Assignment. Among the entries below, find every line that has "risk" and pull it out.

Given entries section start

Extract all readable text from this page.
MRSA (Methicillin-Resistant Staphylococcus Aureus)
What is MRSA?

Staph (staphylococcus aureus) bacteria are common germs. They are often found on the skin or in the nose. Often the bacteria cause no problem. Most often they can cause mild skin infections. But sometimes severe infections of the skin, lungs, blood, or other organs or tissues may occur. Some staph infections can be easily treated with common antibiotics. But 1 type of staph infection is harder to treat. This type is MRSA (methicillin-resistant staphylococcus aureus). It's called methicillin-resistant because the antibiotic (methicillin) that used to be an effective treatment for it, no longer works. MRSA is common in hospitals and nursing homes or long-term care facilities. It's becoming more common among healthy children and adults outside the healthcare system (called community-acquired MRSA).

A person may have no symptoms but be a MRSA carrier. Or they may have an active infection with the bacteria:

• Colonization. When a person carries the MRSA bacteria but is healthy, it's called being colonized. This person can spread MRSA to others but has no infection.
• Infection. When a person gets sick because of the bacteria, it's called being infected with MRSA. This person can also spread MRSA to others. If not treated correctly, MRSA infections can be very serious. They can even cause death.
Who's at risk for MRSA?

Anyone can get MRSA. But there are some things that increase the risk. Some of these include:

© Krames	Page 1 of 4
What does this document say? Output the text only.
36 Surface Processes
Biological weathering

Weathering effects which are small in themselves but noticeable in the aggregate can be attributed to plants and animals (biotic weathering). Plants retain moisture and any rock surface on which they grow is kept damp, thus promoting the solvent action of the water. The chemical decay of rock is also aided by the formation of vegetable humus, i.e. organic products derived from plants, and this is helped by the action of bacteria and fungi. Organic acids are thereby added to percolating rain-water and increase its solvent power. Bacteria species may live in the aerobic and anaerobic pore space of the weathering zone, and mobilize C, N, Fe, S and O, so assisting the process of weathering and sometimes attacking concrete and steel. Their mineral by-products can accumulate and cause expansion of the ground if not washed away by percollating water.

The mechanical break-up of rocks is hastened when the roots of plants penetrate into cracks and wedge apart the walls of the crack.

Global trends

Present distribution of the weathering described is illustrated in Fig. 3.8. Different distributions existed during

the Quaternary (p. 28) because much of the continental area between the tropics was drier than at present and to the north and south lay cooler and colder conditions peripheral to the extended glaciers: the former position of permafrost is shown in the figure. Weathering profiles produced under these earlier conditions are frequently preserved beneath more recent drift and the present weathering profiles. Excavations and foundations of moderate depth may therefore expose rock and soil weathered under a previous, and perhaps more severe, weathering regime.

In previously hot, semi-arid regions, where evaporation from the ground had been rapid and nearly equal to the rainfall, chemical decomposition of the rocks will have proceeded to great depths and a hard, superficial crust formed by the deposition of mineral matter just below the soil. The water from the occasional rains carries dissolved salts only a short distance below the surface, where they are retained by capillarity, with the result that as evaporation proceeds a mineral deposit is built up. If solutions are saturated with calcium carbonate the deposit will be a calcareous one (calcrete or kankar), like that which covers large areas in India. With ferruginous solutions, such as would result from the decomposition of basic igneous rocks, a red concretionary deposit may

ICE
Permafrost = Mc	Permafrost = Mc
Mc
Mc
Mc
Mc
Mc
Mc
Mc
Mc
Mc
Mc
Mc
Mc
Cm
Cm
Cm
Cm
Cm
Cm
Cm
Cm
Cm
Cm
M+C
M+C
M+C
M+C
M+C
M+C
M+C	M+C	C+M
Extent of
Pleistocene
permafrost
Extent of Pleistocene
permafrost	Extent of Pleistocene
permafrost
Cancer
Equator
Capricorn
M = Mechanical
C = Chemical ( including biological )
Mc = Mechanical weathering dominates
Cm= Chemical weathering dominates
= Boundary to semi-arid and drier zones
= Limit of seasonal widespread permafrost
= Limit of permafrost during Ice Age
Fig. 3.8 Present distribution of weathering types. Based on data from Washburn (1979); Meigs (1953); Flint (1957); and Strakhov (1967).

Given entries section end

Task result.
Who's at risk for MRSA?
Anyone can get MRSA. But there are some things that increase the risk. Some of these include:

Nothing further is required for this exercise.